→ WHAT IS EXPECTED
In the listing that follows, count every line with the word "name" in it and write only the total.

→ TASK INPUTS
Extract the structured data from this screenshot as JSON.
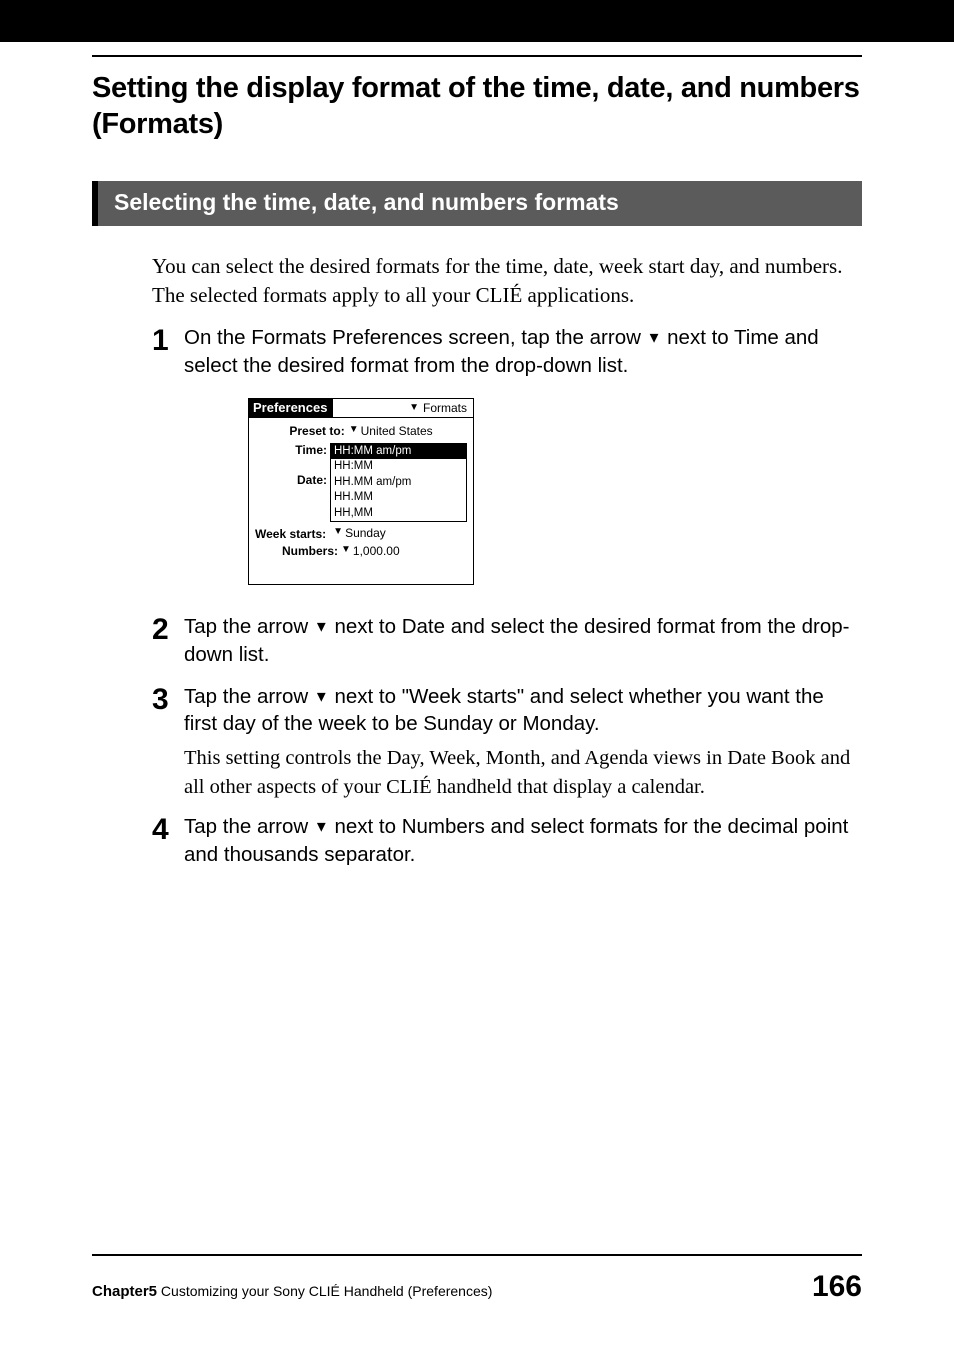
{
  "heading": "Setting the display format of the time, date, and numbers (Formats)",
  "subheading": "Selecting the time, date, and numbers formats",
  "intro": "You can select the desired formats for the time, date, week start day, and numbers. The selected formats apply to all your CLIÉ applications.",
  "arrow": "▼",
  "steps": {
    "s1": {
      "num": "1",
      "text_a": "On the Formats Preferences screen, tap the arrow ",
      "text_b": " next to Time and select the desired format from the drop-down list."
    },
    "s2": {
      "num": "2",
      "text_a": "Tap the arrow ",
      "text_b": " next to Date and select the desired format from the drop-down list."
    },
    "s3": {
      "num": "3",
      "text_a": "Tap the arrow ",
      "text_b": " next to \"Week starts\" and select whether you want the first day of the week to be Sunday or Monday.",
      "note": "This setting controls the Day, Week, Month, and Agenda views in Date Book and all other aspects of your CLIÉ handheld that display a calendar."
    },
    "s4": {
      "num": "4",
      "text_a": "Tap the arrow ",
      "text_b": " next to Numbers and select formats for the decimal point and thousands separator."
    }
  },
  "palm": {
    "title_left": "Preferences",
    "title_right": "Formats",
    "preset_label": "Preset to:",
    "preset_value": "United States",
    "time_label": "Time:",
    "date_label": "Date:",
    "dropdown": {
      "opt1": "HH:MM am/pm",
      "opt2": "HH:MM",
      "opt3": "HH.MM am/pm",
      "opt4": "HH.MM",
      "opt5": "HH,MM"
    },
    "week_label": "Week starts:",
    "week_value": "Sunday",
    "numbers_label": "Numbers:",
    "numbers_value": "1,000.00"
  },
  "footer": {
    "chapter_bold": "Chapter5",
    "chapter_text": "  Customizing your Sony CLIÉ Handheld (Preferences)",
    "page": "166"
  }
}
==
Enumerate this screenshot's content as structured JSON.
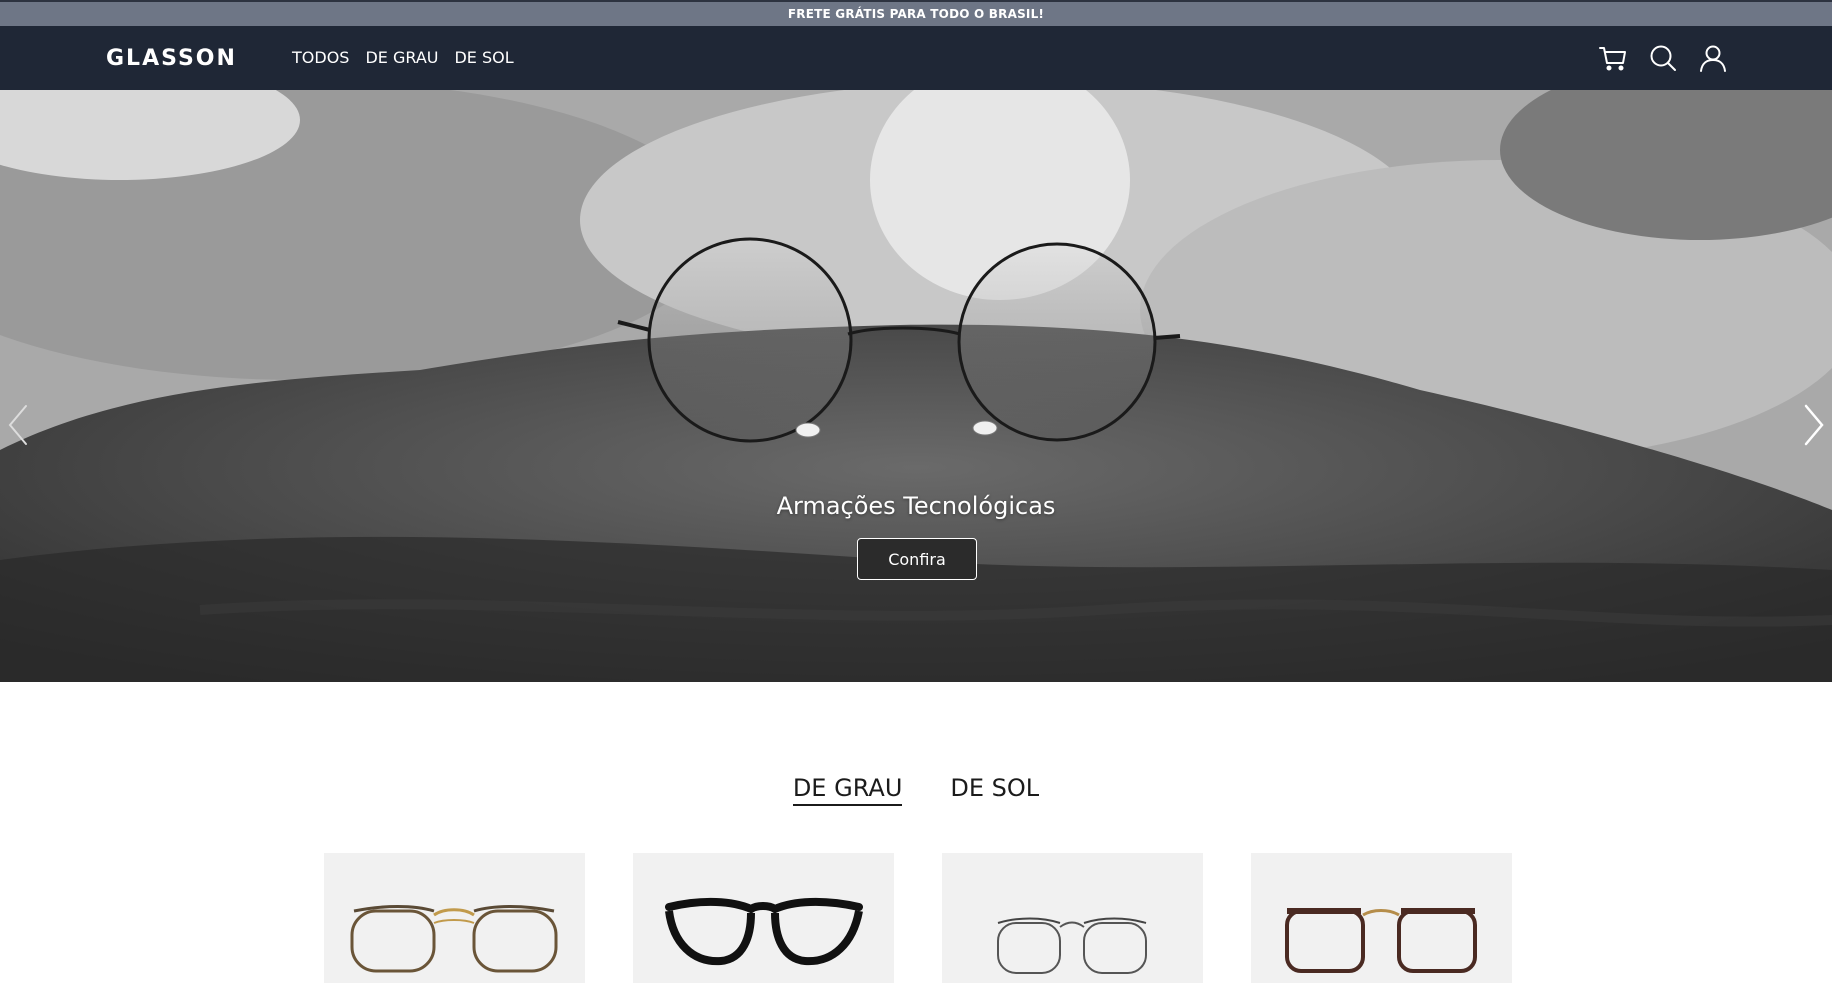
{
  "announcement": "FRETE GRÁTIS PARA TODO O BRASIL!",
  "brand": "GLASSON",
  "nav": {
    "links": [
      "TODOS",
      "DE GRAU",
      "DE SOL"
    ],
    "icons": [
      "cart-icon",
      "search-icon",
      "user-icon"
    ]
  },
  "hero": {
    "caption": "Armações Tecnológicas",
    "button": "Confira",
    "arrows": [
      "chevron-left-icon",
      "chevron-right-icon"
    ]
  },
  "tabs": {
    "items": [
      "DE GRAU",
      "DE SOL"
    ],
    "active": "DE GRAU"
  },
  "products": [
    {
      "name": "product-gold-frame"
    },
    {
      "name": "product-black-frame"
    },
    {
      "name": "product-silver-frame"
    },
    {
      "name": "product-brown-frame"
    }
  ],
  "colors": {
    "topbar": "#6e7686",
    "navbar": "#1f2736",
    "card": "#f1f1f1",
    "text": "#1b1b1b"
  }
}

→ SOLUTION FOR THIS TASK
4